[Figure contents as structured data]
>>>>

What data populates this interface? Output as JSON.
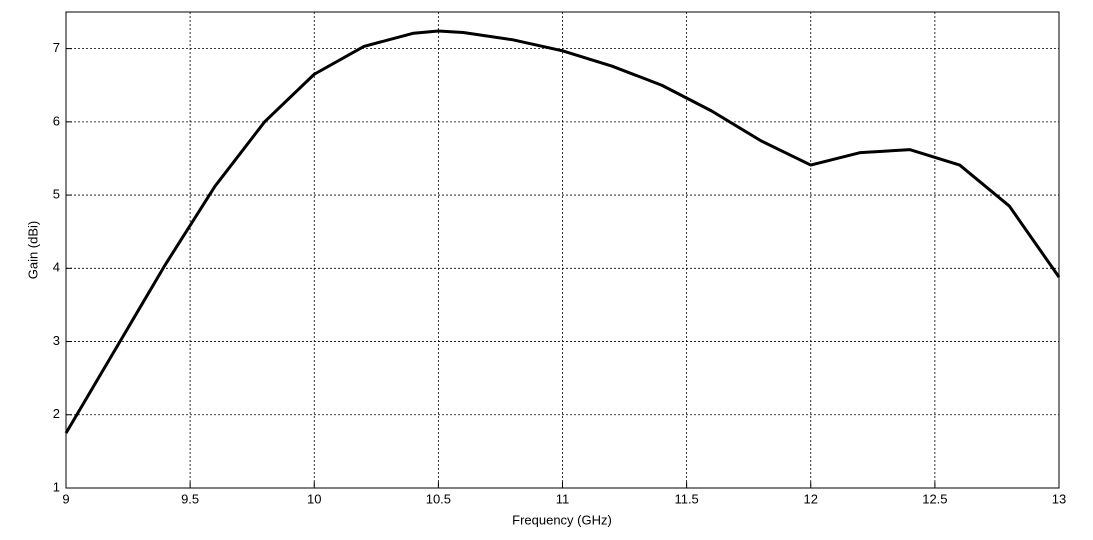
{
  "chart_data": {
    "type": "line",
    "xlabel": "Frequency (GHz)",
    "ylabel": "Gain (dBi)",
    "x": [
      9,
      9.2,
      9.4,
      9.6,
      9.8,
      10,
      10.2,
      10.4,
      10.5,
      10.6,
      10.8,
      11,
      11.2,
      11.4,
      11.6,
      11.8,
      12,
      12.2,
      12.4,
      12.6,
      12.8,
      13
    ],
    "series": [
      {
        "color": "#000000",
        "values": [
          1.75,
          2.9,
          4.05,
          5.12,
          6.0,
          6.65,
          7.03,
          7.21,
          7.24,
          7.22,
          7.12,
          6.97,
          6.76,
          6.5,
          6.15,
          5.74,
          5.41,
          5.58,
          5.62,
          5.41,
          4.85,
          3.88
        ]
      }
    ],
    "xlim": [
      9,
      13
    ],
    "xticks": [
      9,
      9.5,
      10,
      10.5,
      11,
      11.5,
      12,
      12.5,
      13
    ],
    "ylim": [
      1,
      7.5
    ],
    "yticks": [
      1,
      2,
      3,
      4,
      5,
      6,
      7
    ],
    "grid": true
  }
}
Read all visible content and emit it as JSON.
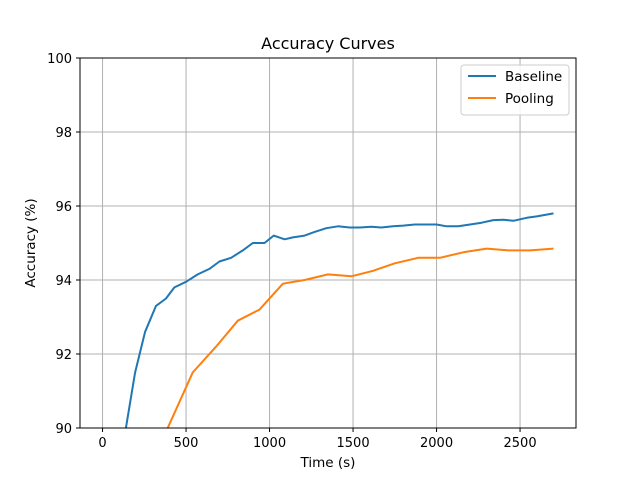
{
  "chart_data": {
    "type": "line",
    "title": "Accuracy Curves",
    "xlabel": "Time (s)",
    "ylabel": "Accuracy (%)",
    "xlim": [
      -135,
      2835
    ],
    "ylim": [
      90,
      100
    ],
    "xticks": [
      0,
      500,
      1000,
      1500,
      2000,
      2500
    ],
    "yticks": [
      90,
      92,
      94,
      96,
      98,
      100
    ],
    "grid": true,
    "legend_position": "top-right",
    "series": [
      {
        "name": "Baseline",
        "color": "#1f77b4",
        "x": [
          140,
          195,
          255,
          320,
          380,
          430,
          500,
          570,
          640,
          700,
          770,
          840,
          900,
          970,
          1025,
          1090,
          1140,
          1210,
          1270,
          1340,
          1410,
          1480,
          1540,
          1610,
          1670,
          1740,
          1800,
          1870,
          1930,
          2000,
          2060,
          2130,
          2200,
          2270,
          2340,
          2400,
          2460,
          2540,
          2600,
          2700
        ],
        "y": [
          90.0,
          91.5,
          92.6,
          93.3,
          93.5,
          93.8,
          93.95,
          94.15,
          94.3,
          94.5,
          94.6,
          94.8,
          95.0,
          95.0,
          95.2,
          95.1,
          95.15,
          95.2,
          95.3,
          95.4,
          95.45,
          95.42,
          95.42,
          95.44,
          95.42,
          95.45,
          95.47,
          95.5,
          95.5,
          95.5,
          95.45,
          95.45,
          95.5,
          95.55,
          95.62,
          95.63,
          95.6,
          95.68,
          95.72,
          95.8
        ]
      },
      {
        "name": "Pooling",
        "color": "#ff7f0e",
        "x": [
          390,
          540,
          680,
          810,
          940,
          1080,
          1210,
          1350,
          1490,
          1620,
          1750,
          1890,
          2020,
          2160,
          2300,
          2430,
          2560,
          2700
        ],
        "y": [
          90.0,
          91.5,
          92.2,
          92.9,
          93.2,
          93.9,
          94.0,
          94.15,
          94.1,
          94.25,
          94.45,
          94.6,
          94.6,
          94.75,
          94.85,
          94.8,
          94.8,
          94.85
        ]
      }
    ]
  }
}
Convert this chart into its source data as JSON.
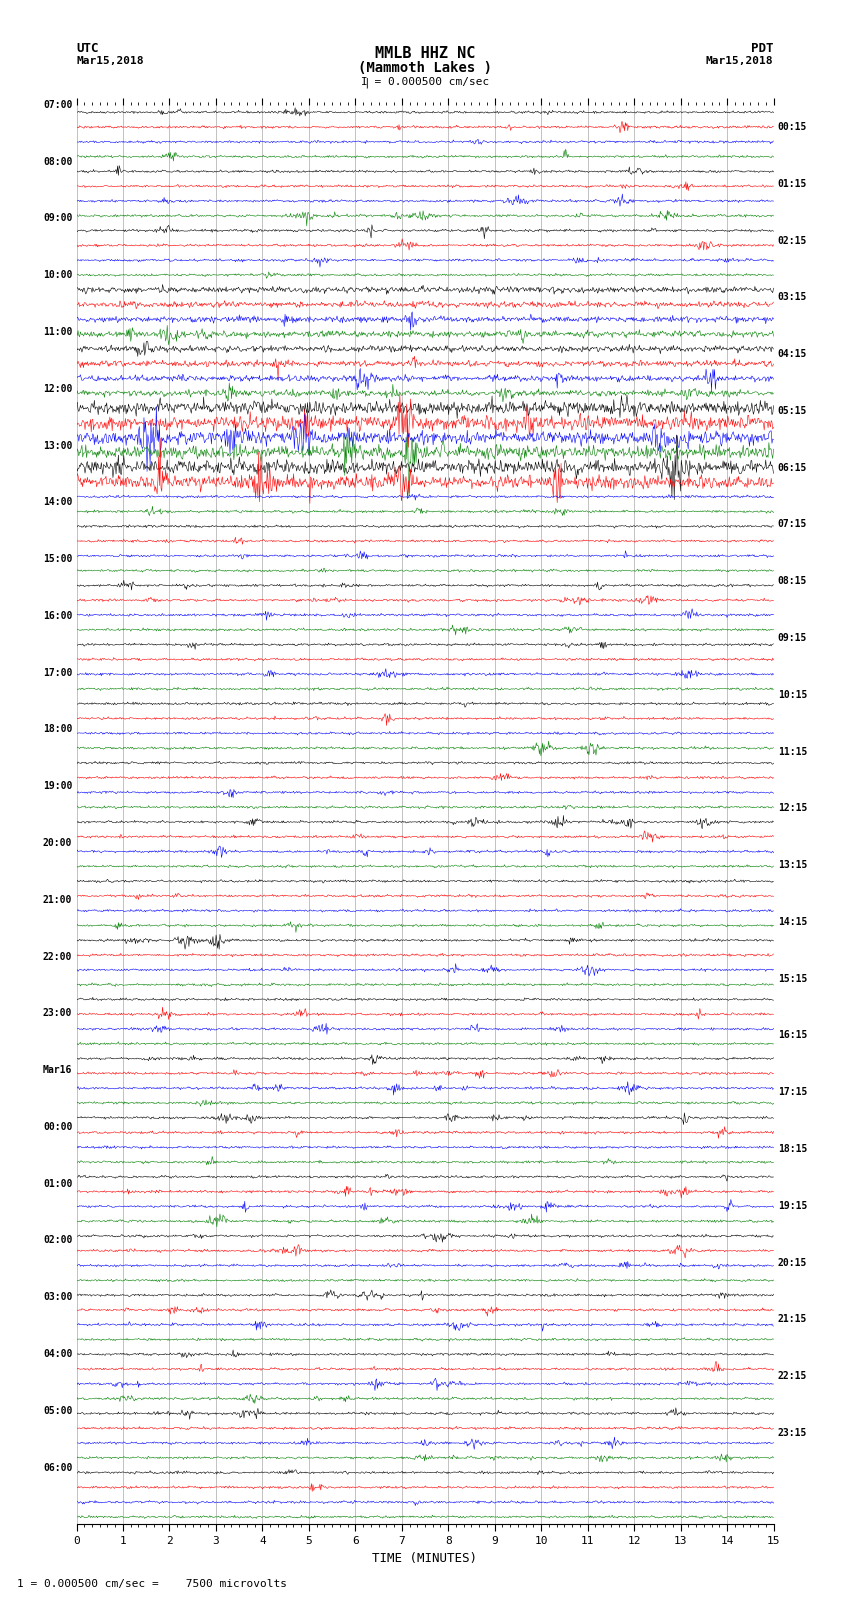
{
  "title_line1": "MMLB HHZ NC",
  "title_line2": "(Mammoth Lakes )",
  "scale_label": "I = 0.000500 cm/sec",
  "bottom_label": "1 = 0.000500 cm/sec =    7500 microvolts",
  "utc_label": "UTC",
  "pdt_label": "PDT",
  "date_left": "Mar15,2018",
  "date_right": "Mar15,2018",
  "xlabel": "TIME (MINUTES)",
  "left_times_utc": [
    "07:00",
    "08:00",
    "09:00",
    "10:00",
    "11:00",
    "12:00",
    "13:00",
    "14:00",
    "15:00",
    "16:00",
    "17:00",
    "18:00",
    "19:00",
    "20:00",
    "21:00",
    "22:00",
    "23:00",
    "Mar16",
    "00:00",
    "01:00",
    "02:00",
    "03:00",
    "04:00",
    "05:00",
    "06:00"
  ],
  "right_times_pdt": [
    "00:15",
    "01:15",
    "02:15",
    "03:15",
    "04:15",
    "05:15",
    "06:15",
    "07:15",
    "08:15",
    "09:15",
    "10:15",
    "11:15",
    "12:15",
    "13:15",
    "14:15",
    "15:15",
    "16:15",
    "17:15",
    "18:15",
    "19:15",
    "20:15",
    "21:15",
    "22:15",
    "23:15"
  ],
  "colors": [
    "black",
    "red",
    "blue",
    "green"
  ],
  "n_rows": 96,
  "n_traces_per_hour": 4,
  "time_minutes": 15,
  "background_color": "white",
  "grid_color": "#aaaaaa",
  "fig_width": 8.5,
  "fig_height": 16.13
}
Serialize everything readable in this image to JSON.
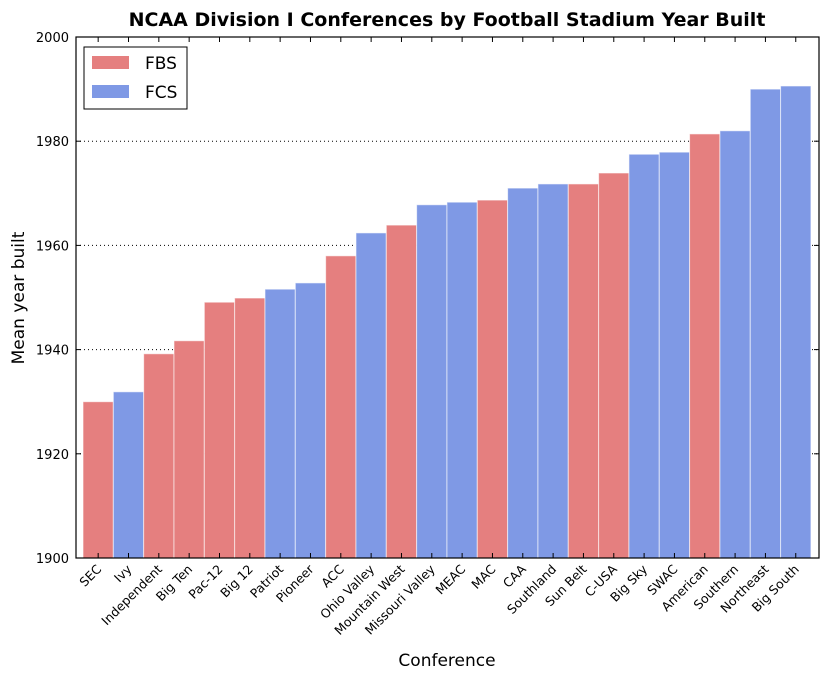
{
  "chart_data": {
    "type": "bar",
    "title": "NCAA Division I Conferences by Football Stadium Year Built",
    "xlabel": "Conference",
    "ylabel": "Mean year built",
    "ylim": [
      1900,
      2000
    ],
    "yticks": [
      1900,
      1920,
      1940,
      1960,
      1980,
      2000
    ],
    "grid": "horizontal dotted",
    "legend_position": "top-left",
    "colors": {
      "FBS": "#e57f7f",
      "FCS": "#7f99e5"
    },
    "categories": [
      "SEC",
      "Ivy",
      "Independent",
      "Big Ten",
      "Pac-12",
      "Big 12",
      "Patriot",
      "Pioneer",
      "ACC",
      "Ohio Valley",
      "Mountain West",
      "Missouri Valley",
      "MEAC",
      "MAC",
      "CAA",
      "Southland",
      "Sun Belt",
      "C-USA",
      "Big Sky",
      "SWAC",
      "American",
      "Southern",
      "Northeast",
      "Big South"
    ],
    "division": [
      "FBS",
      "FCS",
      "FBS",
      "FBS",
      "FBS",
      "FBS",
      "FCS",
      "FCS",
      "FBS",
      "FCS",
      "FBS",
      "FCS",
      "FCS",
      "FBS",
      "FCS",
      "FCS",
      "FBS",
      "FBS",
      "FCS",
      "FCS",
      "FBS",
      "FCS",
      "FCS",
      "FCS"
    ],
    "values": [
      1930.0,
      1931.9,
      1939.2,
      1941.7,
      1949.1,
      1949.9,
      1951.6,
      1952.8,
      1958.0,
      1962.4,
      1963.9,
      1967.8,
      1968.3,
      1968.7,
      1971.0,
      1971.8,
      1971.8,
      1973.9,
      1977.5,
      1977.9,
      1981.4,
      1982.0,
      1990.0,
      1990.6
    ],
    "legend": [
      "FBS",
      "FCS"
    ]
  }
}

<<<<

_What is asked_
Repeat exactly the lines from the one containing "Serialize everything readable" to the last line of the records above, including both, and leave out any pictures.

_Correct answer_
Serialize everything readable in this image to JSON.
{
  "chart_data": {
    "type": "bar",
    "title": "NCAA Division I Conferences by Football Stadium Year Built",
    "xlabel": "Conference",
    "ylabel": "Mean year built",
    "ylim": [
      1900,
      2000
    ],
    "yticks": [
      1900,
      1920,
      1940,
      1960,
      1980,
      2000
    ],
    "grid": "horizontal dotted",
    "legend_position": "top-left",
    "colors": {
      "FBS": "#e57f7f",
      "FCS": "#7f99e5"
    },
    "categories": [
      "SEC",
      "Ivy",
      "Independent",
      "Big Ten",
      "Pac-12",
      "Big 12",
      "Patriot",
      "Pioneer",
      "ACC",
      "Ohio Valley",
      "Mountain West",
      "Missouri Valley",
      "MEAC",
      "MAC",
      "CAA",
      "Southland",
      "Sun Belt",
      "C-USA",
      "Big Sky",
      "SWAC",
      "American",
      "Southern",
      "Northeast",
      "Big South"
    ],
    "division": [
      "FBS",
      "FCS",
      "FBS",
      "FBS",
      "FBS",
      "FBS",
      "FCS",
      "FCS",
      "FBS",
      "FCS",
      "FBS",
      "FCS",
      "FCS",
      "FBS",
      "FCS",
      "FCS",
      "FBS",
      "FBS",
      "FCS",
      "FCS",
      "FBS",
      "FCS",
      "FCS",
      "FCS"
    ],
    "values": [
      1930.0,
      1931.9,
      1939.2,
      1941.7,
      1949.1,
      1949.9,
      1951.6,
      1952.8,
      1958.0,
      1962.4,
      1963.9,
      1967.8,
      1968.3,
      1968.7,
      1971.0,
      1971.8,
      1971.8,
      1973.9,
      1977.5,
      1977.9,
      1981.4,
      1982.0,
      1990.0,
      1990.6
    ],
    "legend": [
      "FBS",
      "FCS"
    ]
  }
}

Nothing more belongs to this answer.